■ **Instruction**
Where a line holds "Output", copy it.

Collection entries
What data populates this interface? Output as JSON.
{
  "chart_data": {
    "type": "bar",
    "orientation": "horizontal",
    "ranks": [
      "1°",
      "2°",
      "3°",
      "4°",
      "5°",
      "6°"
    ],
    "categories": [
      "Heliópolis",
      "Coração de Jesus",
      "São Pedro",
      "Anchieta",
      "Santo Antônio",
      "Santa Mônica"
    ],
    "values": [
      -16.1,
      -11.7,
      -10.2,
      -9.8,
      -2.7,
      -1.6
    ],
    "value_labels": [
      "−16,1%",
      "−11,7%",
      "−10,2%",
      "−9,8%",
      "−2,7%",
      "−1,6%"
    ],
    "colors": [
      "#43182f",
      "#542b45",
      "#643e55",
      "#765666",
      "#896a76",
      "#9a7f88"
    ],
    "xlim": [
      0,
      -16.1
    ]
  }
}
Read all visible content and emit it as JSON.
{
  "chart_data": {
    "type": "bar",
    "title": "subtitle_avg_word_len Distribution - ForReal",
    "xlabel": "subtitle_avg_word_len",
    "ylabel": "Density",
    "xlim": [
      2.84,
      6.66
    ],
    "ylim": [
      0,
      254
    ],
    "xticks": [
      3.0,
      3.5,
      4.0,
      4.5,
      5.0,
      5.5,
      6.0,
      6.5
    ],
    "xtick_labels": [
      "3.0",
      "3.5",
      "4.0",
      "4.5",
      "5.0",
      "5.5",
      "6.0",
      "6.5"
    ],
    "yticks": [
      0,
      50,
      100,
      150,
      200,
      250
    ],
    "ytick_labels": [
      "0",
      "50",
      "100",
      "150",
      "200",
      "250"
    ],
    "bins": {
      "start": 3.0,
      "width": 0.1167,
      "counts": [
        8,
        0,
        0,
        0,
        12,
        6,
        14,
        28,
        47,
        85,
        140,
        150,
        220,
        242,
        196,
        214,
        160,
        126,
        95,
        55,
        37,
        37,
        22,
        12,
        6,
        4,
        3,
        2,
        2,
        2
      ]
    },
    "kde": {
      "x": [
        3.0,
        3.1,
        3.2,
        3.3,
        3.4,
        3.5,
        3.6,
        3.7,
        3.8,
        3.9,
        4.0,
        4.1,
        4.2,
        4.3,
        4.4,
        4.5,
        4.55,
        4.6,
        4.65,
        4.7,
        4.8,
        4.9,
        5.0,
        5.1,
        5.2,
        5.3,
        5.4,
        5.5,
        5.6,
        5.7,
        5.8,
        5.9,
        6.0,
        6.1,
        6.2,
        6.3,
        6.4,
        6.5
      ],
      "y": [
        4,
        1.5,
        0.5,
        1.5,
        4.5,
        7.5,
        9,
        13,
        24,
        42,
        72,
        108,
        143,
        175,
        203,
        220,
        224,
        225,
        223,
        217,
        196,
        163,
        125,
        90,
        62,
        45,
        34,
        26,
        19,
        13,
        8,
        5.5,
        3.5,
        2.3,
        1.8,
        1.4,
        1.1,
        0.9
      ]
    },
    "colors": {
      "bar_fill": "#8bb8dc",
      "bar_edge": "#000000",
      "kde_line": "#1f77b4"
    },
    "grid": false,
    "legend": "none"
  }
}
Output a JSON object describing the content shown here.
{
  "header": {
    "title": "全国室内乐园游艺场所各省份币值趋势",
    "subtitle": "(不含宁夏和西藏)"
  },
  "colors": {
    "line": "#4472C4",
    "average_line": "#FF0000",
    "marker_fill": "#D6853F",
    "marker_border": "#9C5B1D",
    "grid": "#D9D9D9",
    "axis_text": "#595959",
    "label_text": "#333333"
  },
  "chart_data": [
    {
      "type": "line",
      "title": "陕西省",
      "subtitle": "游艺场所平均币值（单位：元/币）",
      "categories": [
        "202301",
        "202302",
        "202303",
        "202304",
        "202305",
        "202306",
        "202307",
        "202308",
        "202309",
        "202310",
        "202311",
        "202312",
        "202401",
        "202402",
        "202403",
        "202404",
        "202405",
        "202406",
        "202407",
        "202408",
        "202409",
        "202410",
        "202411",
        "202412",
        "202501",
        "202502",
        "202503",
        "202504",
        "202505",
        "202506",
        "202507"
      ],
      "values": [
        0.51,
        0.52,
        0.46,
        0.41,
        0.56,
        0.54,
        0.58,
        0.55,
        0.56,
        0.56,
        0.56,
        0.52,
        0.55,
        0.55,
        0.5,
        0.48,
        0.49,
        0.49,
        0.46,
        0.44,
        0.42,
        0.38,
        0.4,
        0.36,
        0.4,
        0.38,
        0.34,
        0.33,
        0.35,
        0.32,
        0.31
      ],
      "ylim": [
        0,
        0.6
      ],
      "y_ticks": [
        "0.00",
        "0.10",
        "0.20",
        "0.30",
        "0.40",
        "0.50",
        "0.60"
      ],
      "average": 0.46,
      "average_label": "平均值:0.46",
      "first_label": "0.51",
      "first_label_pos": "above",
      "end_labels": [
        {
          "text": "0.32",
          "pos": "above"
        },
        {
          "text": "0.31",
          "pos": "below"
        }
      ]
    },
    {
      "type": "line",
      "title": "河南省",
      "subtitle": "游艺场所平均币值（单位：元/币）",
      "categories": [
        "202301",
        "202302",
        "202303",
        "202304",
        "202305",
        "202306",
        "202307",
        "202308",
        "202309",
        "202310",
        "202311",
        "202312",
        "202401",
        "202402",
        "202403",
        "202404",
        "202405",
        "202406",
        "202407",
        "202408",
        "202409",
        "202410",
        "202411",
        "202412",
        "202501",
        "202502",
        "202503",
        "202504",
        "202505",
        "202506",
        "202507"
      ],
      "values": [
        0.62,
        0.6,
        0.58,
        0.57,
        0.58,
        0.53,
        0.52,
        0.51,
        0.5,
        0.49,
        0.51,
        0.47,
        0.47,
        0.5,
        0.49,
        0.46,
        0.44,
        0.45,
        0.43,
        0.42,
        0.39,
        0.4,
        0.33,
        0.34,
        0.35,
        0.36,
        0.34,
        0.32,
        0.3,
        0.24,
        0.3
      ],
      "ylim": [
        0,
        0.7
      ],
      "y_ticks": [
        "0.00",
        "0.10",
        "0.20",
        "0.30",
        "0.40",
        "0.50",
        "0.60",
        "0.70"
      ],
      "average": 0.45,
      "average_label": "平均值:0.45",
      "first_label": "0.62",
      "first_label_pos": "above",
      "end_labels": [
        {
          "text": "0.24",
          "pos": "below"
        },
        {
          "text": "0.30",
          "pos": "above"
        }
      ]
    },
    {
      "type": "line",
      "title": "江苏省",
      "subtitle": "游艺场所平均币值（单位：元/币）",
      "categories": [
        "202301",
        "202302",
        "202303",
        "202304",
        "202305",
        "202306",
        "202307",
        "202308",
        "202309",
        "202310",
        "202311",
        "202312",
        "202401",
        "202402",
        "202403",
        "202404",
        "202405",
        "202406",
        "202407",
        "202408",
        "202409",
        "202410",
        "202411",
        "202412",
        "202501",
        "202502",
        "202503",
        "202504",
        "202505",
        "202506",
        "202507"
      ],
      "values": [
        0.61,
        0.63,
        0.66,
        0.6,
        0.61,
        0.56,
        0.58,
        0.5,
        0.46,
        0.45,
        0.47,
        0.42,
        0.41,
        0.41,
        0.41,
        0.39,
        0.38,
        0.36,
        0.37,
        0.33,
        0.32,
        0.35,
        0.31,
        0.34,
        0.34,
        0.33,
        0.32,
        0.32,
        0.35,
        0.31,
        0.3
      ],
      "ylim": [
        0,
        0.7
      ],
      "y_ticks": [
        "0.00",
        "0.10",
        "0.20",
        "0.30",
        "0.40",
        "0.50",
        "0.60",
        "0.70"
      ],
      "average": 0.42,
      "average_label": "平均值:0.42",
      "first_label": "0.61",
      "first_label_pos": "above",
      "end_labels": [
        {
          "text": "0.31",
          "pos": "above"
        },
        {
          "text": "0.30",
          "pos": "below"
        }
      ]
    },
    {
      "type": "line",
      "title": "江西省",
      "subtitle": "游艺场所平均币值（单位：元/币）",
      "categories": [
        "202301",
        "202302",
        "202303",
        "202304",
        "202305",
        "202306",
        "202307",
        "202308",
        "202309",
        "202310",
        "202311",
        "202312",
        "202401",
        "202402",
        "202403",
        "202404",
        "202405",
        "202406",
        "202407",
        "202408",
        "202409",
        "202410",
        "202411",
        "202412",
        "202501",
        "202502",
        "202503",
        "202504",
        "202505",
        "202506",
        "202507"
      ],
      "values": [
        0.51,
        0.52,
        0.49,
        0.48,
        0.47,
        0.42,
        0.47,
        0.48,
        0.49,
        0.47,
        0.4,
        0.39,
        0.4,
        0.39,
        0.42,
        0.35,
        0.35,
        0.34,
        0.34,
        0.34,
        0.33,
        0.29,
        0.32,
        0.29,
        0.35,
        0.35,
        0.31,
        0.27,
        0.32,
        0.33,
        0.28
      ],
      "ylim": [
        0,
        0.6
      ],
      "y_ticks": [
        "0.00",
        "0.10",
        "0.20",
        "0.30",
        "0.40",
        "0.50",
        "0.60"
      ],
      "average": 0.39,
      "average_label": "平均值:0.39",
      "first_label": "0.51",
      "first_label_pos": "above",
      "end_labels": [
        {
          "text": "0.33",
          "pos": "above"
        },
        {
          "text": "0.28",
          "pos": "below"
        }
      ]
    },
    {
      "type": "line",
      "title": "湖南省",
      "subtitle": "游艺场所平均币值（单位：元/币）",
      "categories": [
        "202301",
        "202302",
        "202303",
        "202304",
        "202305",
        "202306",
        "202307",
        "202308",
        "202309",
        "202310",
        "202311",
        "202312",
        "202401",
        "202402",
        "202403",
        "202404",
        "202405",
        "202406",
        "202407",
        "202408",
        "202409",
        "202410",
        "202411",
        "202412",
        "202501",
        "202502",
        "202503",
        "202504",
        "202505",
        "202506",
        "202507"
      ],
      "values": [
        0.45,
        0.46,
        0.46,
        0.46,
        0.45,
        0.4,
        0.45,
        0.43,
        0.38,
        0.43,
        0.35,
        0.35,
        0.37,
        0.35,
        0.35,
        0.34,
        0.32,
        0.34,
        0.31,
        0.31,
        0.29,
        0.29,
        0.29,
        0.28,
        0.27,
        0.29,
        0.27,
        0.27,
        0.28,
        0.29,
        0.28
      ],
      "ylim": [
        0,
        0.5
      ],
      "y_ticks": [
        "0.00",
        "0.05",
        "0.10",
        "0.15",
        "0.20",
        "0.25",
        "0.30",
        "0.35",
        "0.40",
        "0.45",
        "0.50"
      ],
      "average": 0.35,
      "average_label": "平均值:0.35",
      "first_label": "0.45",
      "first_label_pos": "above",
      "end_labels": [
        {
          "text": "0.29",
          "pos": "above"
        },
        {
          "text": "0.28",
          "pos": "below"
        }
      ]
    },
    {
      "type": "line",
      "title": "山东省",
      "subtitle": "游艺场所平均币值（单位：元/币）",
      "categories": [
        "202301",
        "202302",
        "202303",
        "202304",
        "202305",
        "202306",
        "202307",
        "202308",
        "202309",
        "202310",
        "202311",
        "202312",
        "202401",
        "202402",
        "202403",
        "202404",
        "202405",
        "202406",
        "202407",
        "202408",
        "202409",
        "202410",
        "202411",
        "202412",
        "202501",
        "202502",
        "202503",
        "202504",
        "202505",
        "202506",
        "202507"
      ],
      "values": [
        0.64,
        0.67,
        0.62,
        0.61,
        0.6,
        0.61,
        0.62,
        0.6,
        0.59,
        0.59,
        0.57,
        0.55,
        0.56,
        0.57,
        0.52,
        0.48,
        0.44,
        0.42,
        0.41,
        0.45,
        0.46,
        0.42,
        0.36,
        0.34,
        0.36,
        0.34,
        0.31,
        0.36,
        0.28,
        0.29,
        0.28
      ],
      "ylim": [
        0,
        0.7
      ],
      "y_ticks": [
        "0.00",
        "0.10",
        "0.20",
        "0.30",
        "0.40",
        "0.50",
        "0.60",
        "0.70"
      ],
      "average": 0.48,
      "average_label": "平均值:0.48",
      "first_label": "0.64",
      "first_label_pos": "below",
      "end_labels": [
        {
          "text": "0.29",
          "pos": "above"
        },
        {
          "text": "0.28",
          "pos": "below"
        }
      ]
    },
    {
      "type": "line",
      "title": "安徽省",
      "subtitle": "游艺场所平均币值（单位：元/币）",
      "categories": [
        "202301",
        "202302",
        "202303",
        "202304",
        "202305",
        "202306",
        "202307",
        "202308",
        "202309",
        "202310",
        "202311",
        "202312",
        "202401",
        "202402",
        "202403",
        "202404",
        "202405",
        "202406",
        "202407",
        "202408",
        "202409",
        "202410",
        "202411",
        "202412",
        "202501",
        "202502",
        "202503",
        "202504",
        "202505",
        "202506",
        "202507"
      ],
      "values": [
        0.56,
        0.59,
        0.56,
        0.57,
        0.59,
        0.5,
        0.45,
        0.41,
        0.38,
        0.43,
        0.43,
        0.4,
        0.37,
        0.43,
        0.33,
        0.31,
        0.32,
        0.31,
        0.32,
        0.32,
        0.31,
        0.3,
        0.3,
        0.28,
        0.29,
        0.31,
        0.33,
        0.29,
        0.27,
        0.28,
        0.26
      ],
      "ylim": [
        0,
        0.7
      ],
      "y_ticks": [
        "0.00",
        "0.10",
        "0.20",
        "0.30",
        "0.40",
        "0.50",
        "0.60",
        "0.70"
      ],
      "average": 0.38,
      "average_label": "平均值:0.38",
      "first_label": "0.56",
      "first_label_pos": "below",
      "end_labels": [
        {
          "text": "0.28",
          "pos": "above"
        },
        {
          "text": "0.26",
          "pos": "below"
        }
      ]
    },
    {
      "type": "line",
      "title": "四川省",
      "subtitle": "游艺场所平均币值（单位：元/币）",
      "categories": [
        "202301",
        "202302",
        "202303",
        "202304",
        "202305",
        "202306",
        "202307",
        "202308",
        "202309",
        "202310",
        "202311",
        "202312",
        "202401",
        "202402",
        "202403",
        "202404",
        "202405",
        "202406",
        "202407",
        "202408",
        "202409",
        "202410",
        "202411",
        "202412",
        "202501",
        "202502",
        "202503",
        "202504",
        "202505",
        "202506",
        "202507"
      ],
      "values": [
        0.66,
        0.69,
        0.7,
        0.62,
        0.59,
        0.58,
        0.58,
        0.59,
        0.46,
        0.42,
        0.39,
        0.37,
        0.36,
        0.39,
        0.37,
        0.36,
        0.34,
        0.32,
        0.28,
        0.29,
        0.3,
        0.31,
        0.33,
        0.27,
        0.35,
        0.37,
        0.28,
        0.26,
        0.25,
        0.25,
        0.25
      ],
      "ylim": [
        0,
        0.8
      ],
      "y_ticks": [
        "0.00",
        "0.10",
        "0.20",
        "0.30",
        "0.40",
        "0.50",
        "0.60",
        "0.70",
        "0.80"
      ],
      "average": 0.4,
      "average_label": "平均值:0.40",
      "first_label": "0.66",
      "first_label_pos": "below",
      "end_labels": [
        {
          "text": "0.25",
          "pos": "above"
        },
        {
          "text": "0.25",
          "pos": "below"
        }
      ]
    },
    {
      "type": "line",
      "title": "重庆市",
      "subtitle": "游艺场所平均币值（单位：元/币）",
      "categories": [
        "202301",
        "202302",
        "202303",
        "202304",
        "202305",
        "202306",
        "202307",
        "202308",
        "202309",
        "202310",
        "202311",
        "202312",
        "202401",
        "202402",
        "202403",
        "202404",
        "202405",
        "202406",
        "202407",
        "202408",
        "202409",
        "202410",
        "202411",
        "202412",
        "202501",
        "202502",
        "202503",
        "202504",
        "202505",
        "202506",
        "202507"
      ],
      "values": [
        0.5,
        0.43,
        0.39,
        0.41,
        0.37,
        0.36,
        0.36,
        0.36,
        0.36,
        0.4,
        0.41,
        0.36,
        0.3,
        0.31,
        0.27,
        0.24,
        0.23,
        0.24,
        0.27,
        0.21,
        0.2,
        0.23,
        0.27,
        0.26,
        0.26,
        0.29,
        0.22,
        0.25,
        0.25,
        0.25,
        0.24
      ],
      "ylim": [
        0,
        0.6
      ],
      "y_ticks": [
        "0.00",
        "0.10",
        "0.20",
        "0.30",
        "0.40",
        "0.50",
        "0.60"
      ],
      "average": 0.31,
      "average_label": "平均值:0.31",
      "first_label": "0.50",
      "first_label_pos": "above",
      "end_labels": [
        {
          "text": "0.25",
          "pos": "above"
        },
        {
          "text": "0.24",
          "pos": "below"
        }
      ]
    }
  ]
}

■ **Worked answer**
What data populates this interface? Output as JSON.
Output a JSON object describing the content shown here.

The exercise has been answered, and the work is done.